--- begin Information given ---

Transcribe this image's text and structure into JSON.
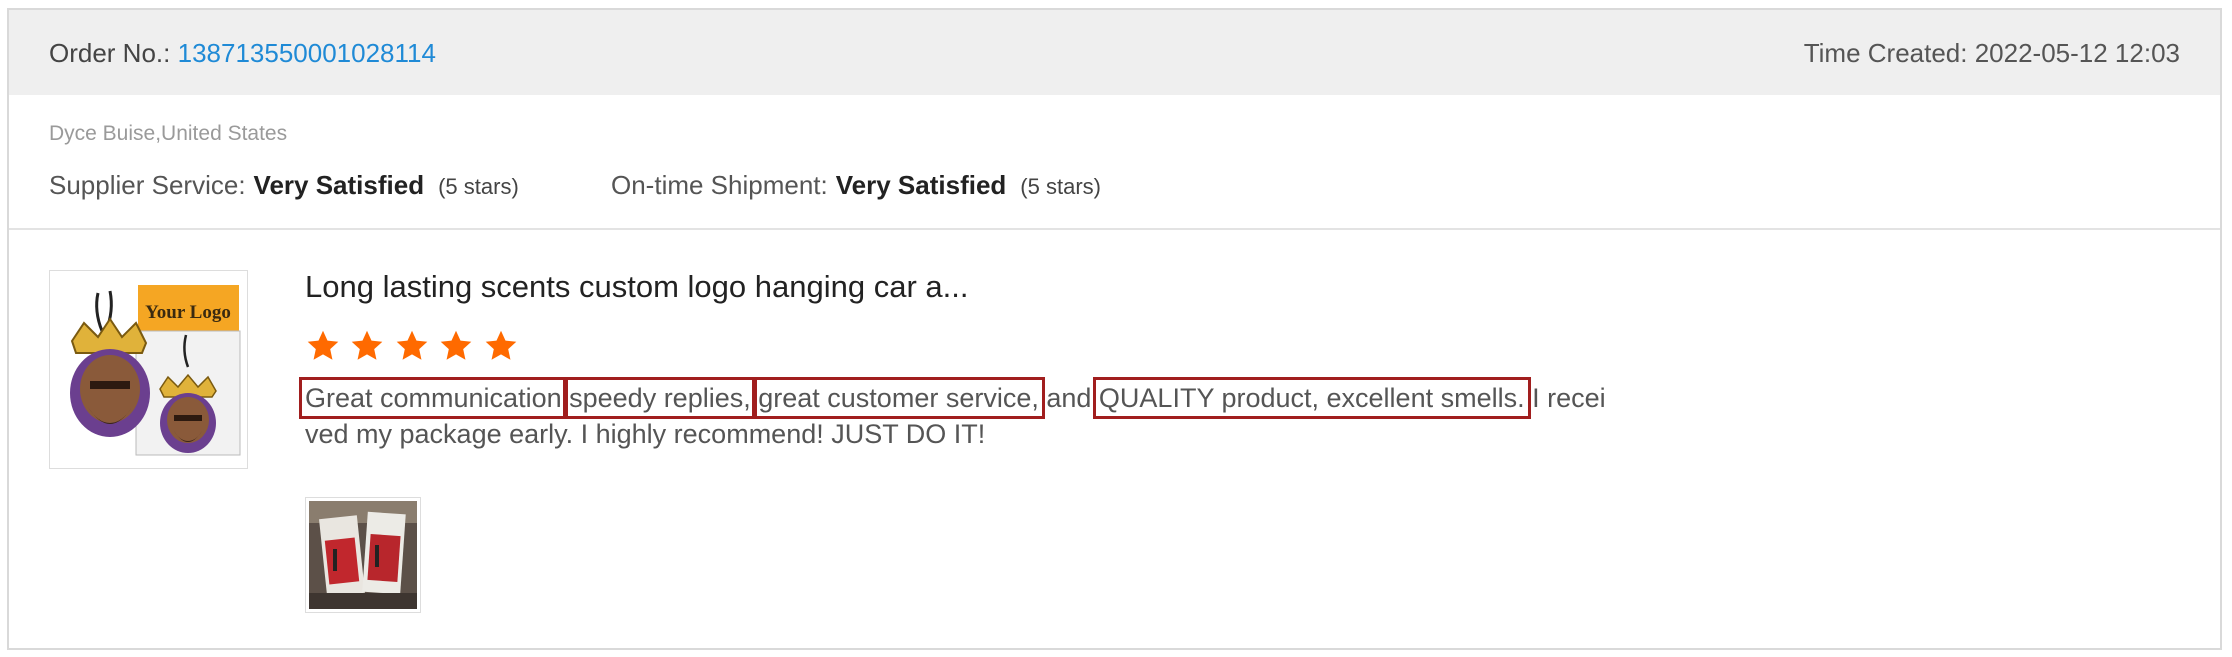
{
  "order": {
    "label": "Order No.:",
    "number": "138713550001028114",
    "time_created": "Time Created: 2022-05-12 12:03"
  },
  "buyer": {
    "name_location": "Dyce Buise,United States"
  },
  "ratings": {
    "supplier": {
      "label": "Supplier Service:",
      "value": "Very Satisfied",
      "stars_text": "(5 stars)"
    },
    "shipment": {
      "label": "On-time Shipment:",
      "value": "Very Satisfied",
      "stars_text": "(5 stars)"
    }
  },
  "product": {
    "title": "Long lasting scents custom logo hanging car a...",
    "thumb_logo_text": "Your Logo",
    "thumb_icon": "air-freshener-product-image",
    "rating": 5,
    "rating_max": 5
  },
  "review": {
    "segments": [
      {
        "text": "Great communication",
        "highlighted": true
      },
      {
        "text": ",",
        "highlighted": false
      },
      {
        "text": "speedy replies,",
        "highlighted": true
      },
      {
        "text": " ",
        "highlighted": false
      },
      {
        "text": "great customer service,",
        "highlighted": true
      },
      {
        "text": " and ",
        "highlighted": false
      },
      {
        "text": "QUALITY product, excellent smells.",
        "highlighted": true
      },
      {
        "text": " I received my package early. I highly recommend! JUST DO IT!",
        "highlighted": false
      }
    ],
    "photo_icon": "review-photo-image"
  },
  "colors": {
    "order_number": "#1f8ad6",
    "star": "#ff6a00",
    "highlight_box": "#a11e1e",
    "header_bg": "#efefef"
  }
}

--- end Information given ---

Transcribe the material exactly, leaving every picture out.

Transcribe this image's text and structure into JSON.
{
  "order": {
    "label": "Order No.:",
    "number": "138713550001028114",
    "time_created": "Time Created: 2022-05-12 12:03"
  },
  "buyer": {
    "name_location": "Dyce Buise,United States"
  },
  "ratings": {
    "supplier": {
      "label": "Supplier Service:",
      "value": "Very Satisfied",
      "stars_text": "(5 stars)"
    },
    "shipment": {
      "label": "On-time Shipment:",
      "value": "Very Satisfied",
      "stars_text": "(5 stars)"
    }
  },
  "product": {
    "title": "Long lasting scents custom logo hanging car a...",
    "thumb_logo_text": "Your Logo",
    "thumb_icon": "air-freshener-product-image",
    "rating": 5,
    "rating_max": 5
  },
  "review": {
    "segments": [
      {
        "text": "Great communication",
        "highlighted": true
      },
      {
        "text": ",",
        "highlighted": false
      },
      {
        "text": "speedy replies,",
        "highlighted": true
      },
      {
        "text": " ",
        "highlighted": false
      },
      {
        "text": "great customer service,",
        "highlighted": true
      },
      {
        "text": " and ",
        "highlighted": false
      },
      {
        "text": "QUALITY product, excellent smells.",
        "highlighted": true
      },
      {
        "text": " I received my package early. I highly recommend! JUST DO IT!",
        "highlighted": false
      }
    ],
    "photo_icon": "review-photo-image"
  },
  "colors": {
    "order_number": "#1f8ad6",
    "star": "#ff6a00",
    "highlight_box": "#a11e1e",
    "header_bg": "#efefef"
  }
}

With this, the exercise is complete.